PROBLEM TO SOLVE ->
Go through the material and pull out every line with the string "file" in it.

INPUT MATERIAL ->
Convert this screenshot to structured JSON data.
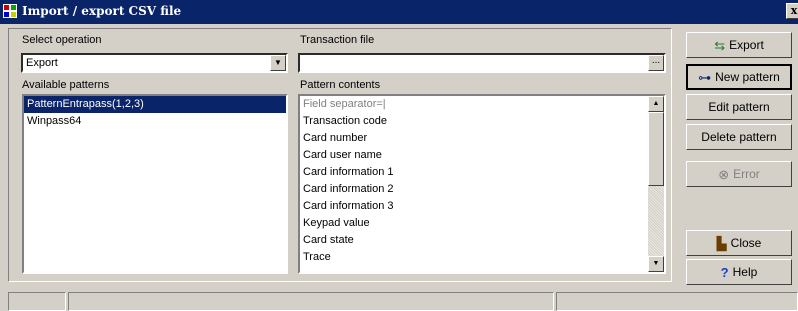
{
  "window": {
    "title": "Import / export CSV file",
    "close_glyph": "x"
  },
  "operation": {
    "label": "Select operation",
    "value": "Export"
  },
  "transaction": {
    "label": "Transaction file",
    "value": "",
    "browse_label": "..."
  },
  "patterns": {
    "label": "Available patterns",
    "items": [
      "PatternEntrapass(1,2,3)",
      "Winpass64"
    ],
    "selected_index": 0
  },
  "contents": {
    "label": "Pattern contents",
    "items": [
      "Field separator=|",
      "Transaction code",
      "Card number",
      "Card user name",
      "Card information 1",
      "Card information 2",
      "Card information 3",
      "Keypad value",
      "Card state",
      "Trace"
    ]
  },
  "buttons": {
    "export": "Export",
    "new_pattern": "New pattern",
    "edit_pattern": "Edit pattern",
    "delete_pattern": "Delete pattern",
    "error": "Error",
    "close": "Close",
    "help": "Help"
  },
  "icons": {
    "export": "export-icon",
    "new_pattern": "new-pattern-icon",
    "error": "error-icon",
    "close": "close-door-icon",
    "help": "help-icon"
  },
  "colors": {
    "titlebar": "#0a246a",
    "selection": "#0a246a",
    "face": "#d4d0c8"
  }
}
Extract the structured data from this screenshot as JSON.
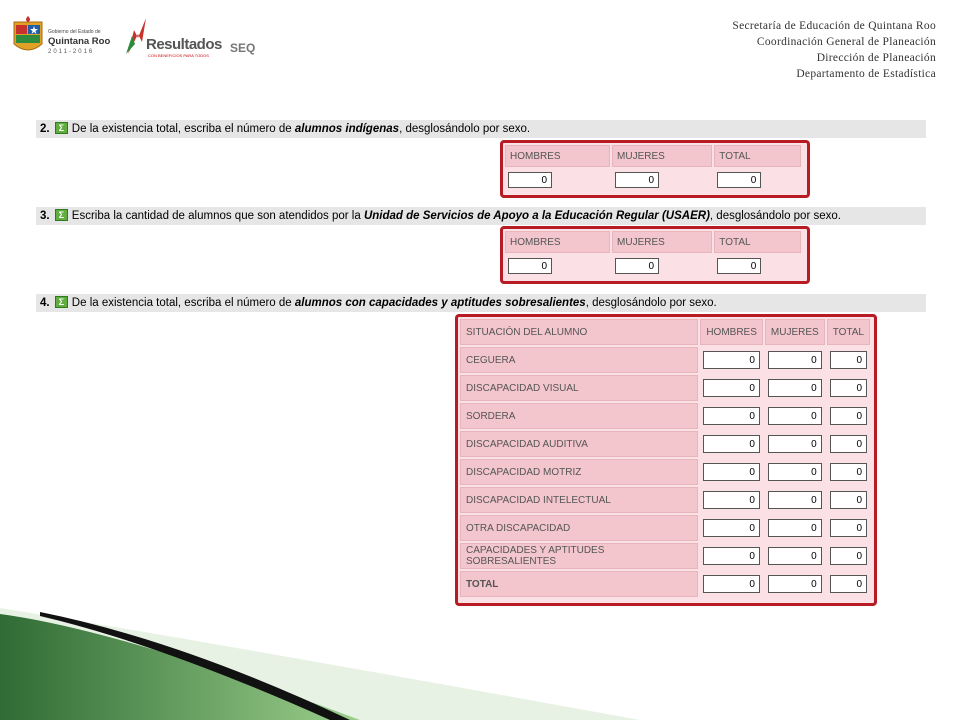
{
  "header": {
    "gov_small": "Gobierno del Estado de",
    "gov_name": "Quintana Roo",
    "gov_years": "2011-2016",
    "resultados": "Resultados",
    "resultados_sub": "CON BENEFICIOS PARA TODOS",
    "seq": "SEQ",
    "lines": [
      "Secretaría de Educación de Quintana Roo",
      "Coordinación General de Planeación",
      "Dirección de Planeación",
      "Departamento de Estadística"
    ]
  },
  "icons": {
    "sigma": "Σ"
  },
  "q2": {
    "num": "2.",
    "pre": "De la existencia total, escriba el número de ",
    "em": "alumnos indígenas",
    "post": ", desglosándolo por sexo.",
    "headers": [
      "HOMBRES",
      "MUJERES",
      "TOTAL"
    ],
    "values": [
      "0",
      "0",
      "0"
    ]
  },
  "q3": {
    "num": "3.",
    "pre": "Escriba la cantidad de alumnos que son atendidos por la ",
    "em": "Unidad de Servicios de Apoyo a la Educación Regular (USAER)",
    "post": ", desglosándolo por sexo.",
    "headers": [
      "HOMBRES",
      "MUJERES",
      "TOTAL"
    ],
    "values": [
      "0",
      "0",
      "0"
    ]
  },
  "q4": {
    "num": "4.",
    "pre": "De la existencia total, escriba el número de ",
    "em": "alumnos con capacidades y aptitudes sobresalientes",
    "post": ", desglosándolo por sexo.",
    "headers": [
      "SITUACIÓN DEL ALUMNO",
      "HOMBRES",
      "MUJERES",
      "TOTAL"
    ],
    "rows": [
      {
        "label": "CEGUERA",
        "values": [
          "0",
          "0",
          "0"
        ]
      },
      {
        "label": "DISCAPACIDAD VISUAL",
        "values": [
          "0",
          "0",
          "0"
        ]
      },
      {
        "label": "SORDERA",
        "values": [
          "0",
          "0",
          "0"
        ]
      },
      {
        "label": "DISCAPACIDAD AUDITIVA",
        "values": [
          "0",
          "0",
          "0"
        ]
      },
      {
        "label": "DISCAPACIDAD MOTRIZ",
        "values": [
          "0",
          "0",
          "0"
        ]
      },
      {
        "label": "DISCAPACIDAD INTELECTUAL",
        "values": [
          "0",
          "0",
          "0"
        ]
      },
      {
        "label": "OTRA DISCAPACIDAD",
        "values": [
          "0",
          "0",
          "0"
        ]
      },
      {
        "label": "CAPACIDADES Y APTITUDES SOBRESALIENTES",
        "values": [
          "0",
          "0",
          "0"
        ]
      },
      {
        "label": "TOTAL",
        "values": [
          "0",
          "0",
          "0"
        ]
      }
    ]
  },
  "colors": {
    "frame_border": "#b71c24",
    "frame_fill": "#fbe1e5",
    "header_cell": "#f2c6cc",
    "sigma_icon": "#5fae3f",
    "green_dark": "#2f6b34",
    "green_light": "#9ccf8c"
  }
}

COMPLETED EXERCISE ->
    "title": "Import / export CSV file",
    "label": "Transaction file",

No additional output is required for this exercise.